Lines that hold the word "have" should be located and copied.

[Begin Material for this task]

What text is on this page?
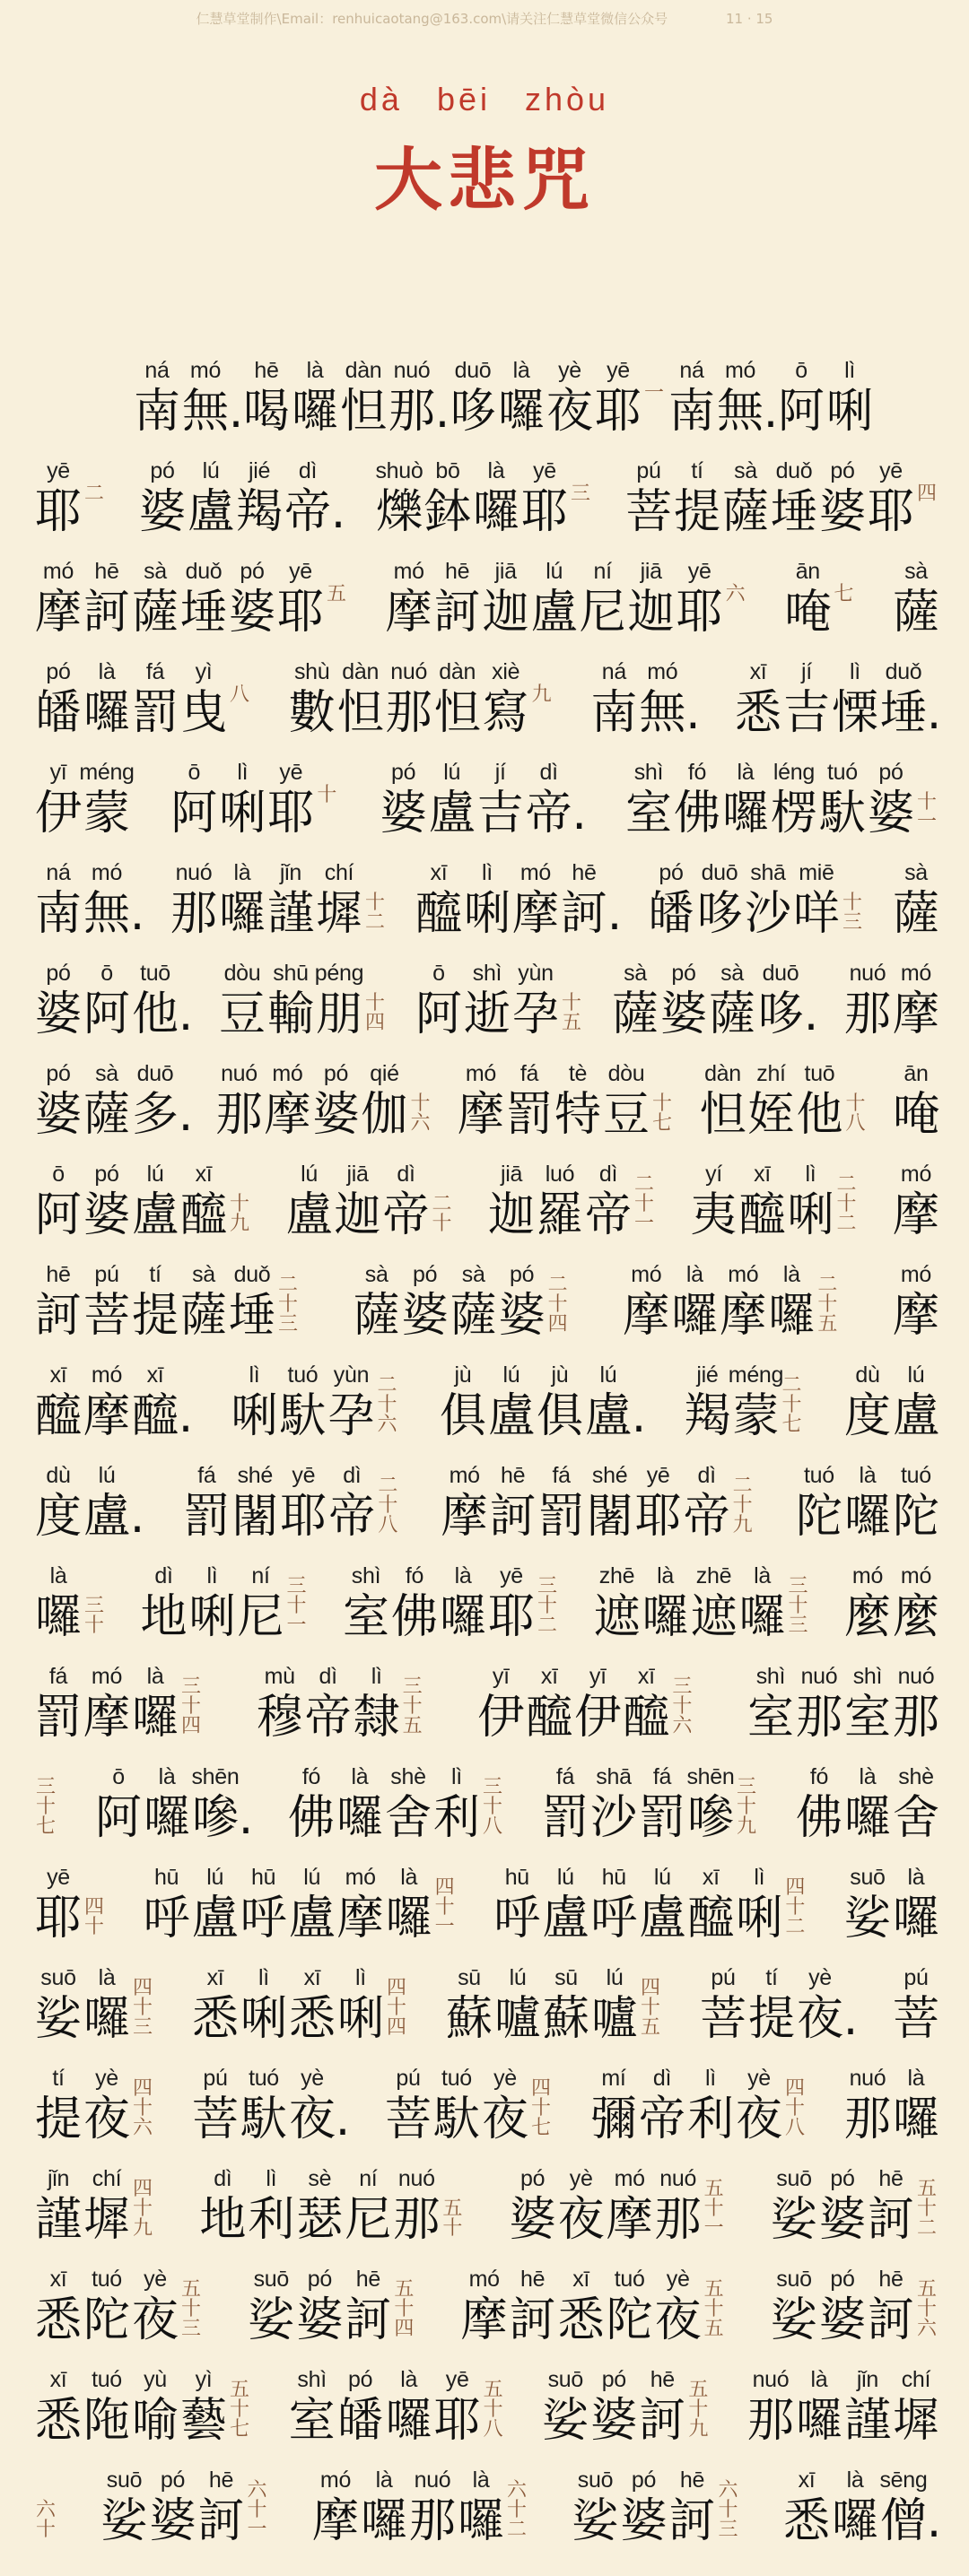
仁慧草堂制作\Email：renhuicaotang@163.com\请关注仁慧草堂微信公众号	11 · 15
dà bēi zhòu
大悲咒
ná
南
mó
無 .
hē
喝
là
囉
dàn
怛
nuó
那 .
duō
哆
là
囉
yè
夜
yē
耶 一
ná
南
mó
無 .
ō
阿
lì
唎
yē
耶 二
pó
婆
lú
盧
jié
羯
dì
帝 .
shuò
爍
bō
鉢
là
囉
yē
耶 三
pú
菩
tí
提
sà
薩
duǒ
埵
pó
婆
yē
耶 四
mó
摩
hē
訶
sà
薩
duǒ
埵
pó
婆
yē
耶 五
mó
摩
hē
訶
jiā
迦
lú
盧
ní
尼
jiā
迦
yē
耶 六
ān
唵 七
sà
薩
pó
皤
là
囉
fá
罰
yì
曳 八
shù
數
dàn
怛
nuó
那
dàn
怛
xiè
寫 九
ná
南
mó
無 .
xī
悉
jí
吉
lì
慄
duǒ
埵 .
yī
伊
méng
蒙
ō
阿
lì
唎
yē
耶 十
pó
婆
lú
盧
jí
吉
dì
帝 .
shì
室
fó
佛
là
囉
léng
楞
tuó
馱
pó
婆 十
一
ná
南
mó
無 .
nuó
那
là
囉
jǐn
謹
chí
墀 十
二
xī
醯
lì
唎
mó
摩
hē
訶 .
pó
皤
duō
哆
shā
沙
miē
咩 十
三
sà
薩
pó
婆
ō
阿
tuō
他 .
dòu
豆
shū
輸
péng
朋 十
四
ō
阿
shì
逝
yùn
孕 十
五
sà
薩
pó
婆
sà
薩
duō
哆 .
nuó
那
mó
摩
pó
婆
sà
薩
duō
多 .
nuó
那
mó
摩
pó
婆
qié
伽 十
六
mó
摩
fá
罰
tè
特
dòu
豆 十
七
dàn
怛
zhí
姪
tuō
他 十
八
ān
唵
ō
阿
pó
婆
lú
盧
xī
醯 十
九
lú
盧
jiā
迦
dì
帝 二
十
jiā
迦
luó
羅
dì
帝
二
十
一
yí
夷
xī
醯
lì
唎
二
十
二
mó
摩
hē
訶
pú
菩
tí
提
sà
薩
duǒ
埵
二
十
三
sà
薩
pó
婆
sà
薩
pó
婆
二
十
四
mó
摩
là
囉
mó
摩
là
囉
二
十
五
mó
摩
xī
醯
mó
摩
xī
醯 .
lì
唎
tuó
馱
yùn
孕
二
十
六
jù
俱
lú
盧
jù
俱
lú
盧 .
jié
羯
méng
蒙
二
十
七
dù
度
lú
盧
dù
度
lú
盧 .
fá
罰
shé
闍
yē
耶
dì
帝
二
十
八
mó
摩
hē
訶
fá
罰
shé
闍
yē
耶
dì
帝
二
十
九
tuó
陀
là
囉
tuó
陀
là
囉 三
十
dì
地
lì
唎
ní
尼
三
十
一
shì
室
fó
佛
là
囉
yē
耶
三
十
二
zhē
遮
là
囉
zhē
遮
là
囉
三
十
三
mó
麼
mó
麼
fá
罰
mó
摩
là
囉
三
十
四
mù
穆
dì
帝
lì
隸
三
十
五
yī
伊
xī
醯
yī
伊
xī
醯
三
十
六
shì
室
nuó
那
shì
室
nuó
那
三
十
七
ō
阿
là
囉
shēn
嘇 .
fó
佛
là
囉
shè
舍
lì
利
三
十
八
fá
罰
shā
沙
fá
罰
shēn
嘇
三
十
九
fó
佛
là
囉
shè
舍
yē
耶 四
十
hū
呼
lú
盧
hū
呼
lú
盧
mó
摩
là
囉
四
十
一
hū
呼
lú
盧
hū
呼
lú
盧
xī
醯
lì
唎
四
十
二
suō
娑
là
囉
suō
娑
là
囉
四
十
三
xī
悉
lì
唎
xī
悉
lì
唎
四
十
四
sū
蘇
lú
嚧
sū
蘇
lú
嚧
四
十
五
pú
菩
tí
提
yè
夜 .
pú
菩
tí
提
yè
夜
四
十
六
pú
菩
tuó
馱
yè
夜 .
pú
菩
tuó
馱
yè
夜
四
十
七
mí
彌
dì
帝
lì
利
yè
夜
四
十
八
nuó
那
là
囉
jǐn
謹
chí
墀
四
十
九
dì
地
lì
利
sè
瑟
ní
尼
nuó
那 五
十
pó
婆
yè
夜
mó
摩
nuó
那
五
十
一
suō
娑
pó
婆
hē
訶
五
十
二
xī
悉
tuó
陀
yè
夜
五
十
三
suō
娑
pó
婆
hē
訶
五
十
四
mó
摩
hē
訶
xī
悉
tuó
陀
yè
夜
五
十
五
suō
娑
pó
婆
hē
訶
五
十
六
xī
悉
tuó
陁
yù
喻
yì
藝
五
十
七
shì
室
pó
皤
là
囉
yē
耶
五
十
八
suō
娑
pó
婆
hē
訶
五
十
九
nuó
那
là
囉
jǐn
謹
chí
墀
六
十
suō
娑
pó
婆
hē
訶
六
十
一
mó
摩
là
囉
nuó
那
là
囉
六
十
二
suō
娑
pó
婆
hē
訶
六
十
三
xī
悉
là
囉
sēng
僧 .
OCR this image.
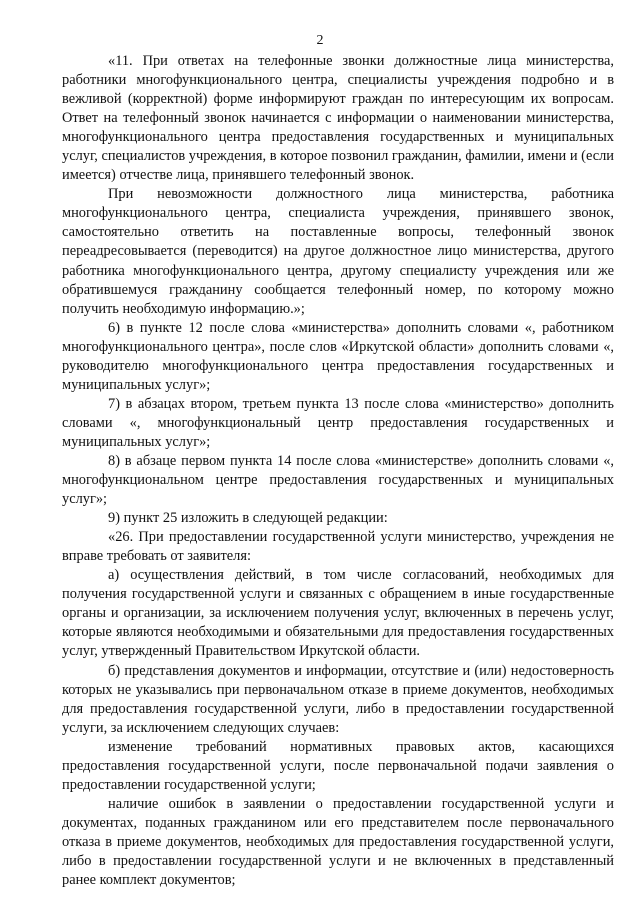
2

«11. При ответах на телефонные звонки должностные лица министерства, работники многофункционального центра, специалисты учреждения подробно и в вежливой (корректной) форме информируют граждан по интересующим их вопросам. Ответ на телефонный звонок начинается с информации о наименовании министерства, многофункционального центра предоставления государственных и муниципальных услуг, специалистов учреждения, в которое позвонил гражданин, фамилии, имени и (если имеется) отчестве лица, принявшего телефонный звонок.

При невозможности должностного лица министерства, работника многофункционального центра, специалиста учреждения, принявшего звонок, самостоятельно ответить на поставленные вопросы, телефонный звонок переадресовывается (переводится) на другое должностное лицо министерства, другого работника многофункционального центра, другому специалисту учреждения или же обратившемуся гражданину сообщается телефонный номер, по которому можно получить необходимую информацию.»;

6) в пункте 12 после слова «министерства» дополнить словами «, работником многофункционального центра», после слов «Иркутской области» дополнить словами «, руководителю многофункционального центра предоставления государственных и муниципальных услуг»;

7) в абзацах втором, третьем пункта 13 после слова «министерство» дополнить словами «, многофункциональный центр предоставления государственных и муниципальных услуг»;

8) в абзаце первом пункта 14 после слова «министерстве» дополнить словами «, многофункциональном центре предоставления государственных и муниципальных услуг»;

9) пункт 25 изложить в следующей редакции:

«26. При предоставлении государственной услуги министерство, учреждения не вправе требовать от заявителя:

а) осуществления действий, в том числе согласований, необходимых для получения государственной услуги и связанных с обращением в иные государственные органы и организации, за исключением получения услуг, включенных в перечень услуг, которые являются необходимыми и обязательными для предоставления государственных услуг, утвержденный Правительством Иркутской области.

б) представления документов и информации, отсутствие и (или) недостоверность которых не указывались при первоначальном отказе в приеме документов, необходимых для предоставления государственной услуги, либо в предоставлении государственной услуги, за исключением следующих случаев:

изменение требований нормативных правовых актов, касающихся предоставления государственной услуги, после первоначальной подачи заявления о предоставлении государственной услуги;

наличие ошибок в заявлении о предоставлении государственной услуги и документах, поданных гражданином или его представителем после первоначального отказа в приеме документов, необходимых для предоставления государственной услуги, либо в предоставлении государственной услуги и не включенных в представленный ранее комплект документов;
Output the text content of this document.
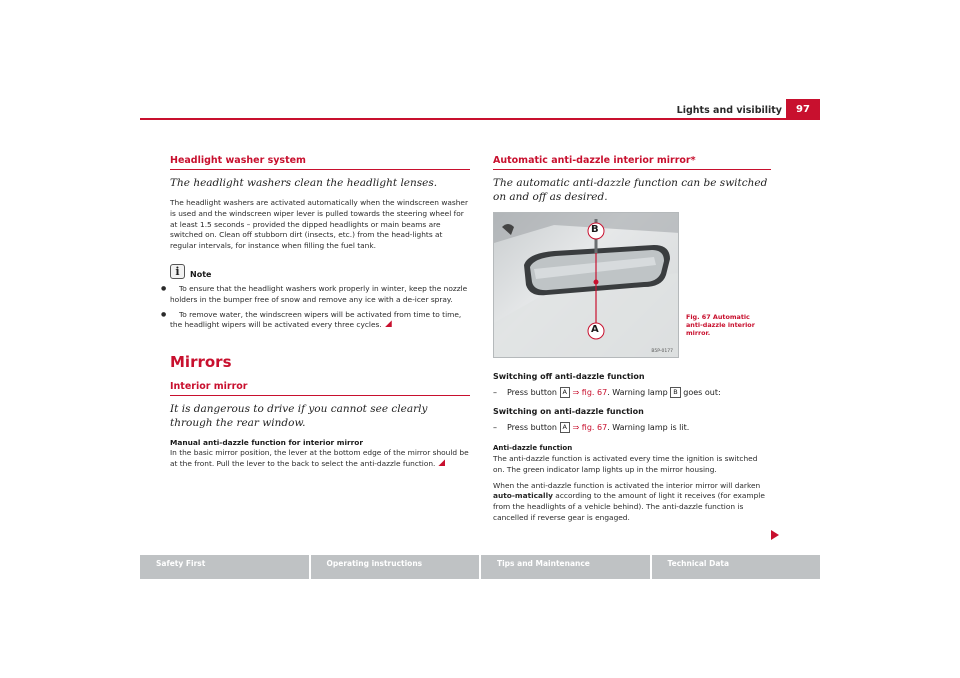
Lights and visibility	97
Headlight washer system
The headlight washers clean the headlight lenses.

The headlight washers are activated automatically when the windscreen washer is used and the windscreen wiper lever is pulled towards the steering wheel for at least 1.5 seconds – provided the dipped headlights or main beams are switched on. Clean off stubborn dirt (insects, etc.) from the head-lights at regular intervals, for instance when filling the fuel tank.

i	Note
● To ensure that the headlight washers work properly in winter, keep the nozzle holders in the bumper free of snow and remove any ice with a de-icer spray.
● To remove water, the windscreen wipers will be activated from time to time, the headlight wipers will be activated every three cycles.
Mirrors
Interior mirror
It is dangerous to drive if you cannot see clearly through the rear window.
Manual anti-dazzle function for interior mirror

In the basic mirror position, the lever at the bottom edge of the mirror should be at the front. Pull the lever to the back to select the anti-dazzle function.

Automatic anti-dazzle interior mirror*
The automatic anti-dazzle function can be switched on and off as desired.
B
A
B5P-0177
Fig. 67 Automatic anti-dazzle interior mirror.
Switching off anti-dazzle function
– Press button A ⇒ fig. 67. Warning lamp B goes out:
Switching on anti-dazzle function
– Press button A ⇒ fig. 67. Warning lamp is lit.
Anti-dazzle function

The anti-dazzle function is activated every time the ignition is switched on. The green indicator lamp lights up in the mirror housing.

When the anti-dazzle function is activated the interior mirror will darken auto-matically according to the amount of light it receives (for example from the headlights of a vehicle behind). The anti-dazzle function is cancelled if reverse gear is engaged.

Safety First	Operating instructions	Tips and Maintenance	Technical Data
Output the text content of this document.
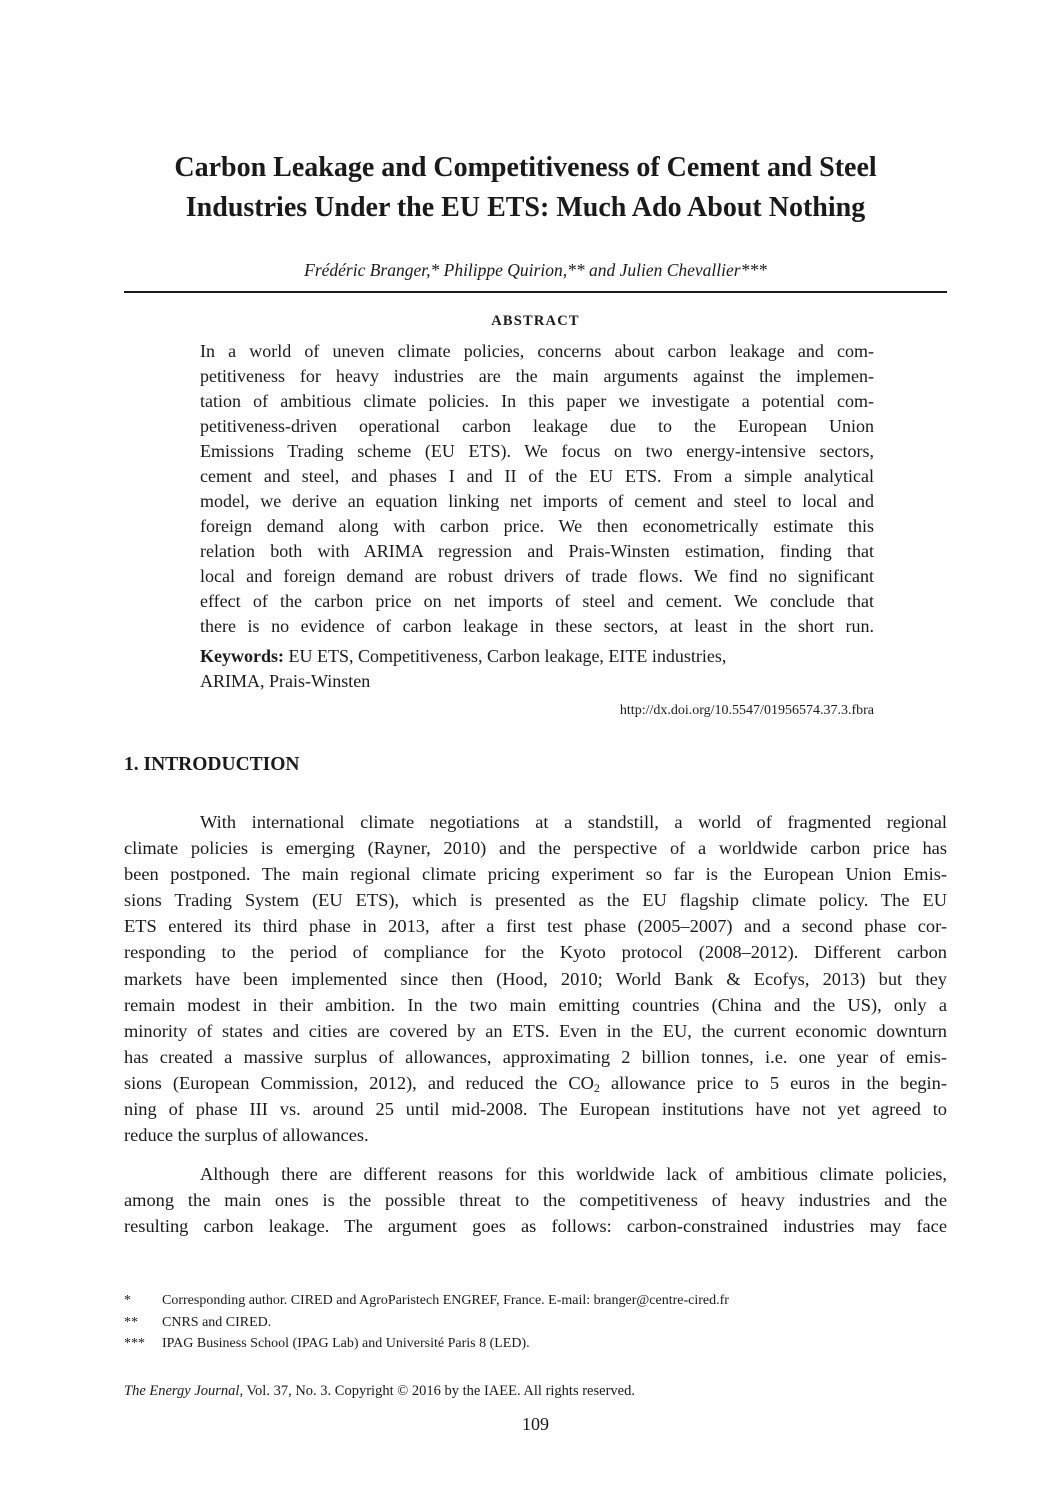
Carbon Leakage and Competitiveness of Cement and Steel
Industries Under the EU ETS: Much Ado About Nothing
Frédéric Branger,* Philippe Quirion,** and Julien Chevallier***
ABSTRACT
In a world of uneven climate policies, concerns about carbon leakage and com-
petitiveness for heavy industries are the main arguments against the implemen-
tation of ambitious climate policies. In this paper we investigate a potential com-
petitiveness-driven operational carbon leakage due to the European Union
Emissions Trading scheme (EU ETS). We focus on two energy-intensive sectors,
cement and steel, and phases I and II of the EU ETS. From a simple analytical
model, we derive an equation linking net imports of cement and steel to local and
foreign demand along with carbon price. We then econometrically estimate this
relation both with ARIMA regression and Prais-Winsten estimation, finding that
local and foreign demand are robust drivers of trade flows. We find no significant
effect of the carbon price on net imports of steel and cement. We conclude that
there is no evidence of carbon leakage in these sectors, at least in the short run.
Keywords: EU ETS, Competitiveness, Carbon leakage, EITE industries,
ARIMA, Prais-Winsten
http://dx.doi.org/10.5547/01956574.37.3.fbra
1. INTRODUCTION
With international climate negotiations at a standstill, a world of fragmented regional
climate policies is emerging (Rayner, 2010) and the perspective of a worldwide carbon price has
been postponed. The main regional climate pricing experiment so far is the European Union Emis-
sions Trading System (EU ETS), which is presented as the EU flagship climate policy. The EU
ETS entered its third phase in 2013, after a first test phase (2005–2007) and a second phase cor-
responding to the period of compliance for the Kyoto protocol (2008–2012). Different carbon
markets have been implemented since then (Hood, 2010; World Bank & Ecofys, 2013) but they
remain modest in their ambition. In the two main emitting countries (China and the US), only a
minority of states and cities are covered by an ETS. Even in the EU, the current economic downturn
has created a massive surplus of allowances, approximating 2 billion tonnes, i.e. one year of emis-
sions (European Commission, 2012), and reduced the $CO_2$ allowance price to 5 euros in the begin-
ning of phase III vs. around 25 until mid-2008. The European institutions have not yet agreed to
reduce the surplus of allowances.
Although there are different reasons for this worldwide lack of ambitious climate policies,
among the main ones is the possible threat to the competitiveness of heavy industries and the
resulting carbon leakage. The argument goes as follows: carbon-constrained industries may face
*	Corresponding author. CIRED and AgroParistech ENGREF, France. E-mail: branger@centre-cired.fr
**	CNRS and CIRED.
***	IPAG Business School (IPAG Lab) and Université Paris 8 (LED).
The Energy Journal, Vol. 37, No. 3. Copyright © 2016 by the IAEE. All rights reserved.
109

[End Material for this task]

§ **Solution for this problem**
markets have been implemented since then (Hood, 2010; World Bank & Ecofys, 2013) but they
ning of phase III vs. around 25 until mid-2008. The European institutions have not yet agreed to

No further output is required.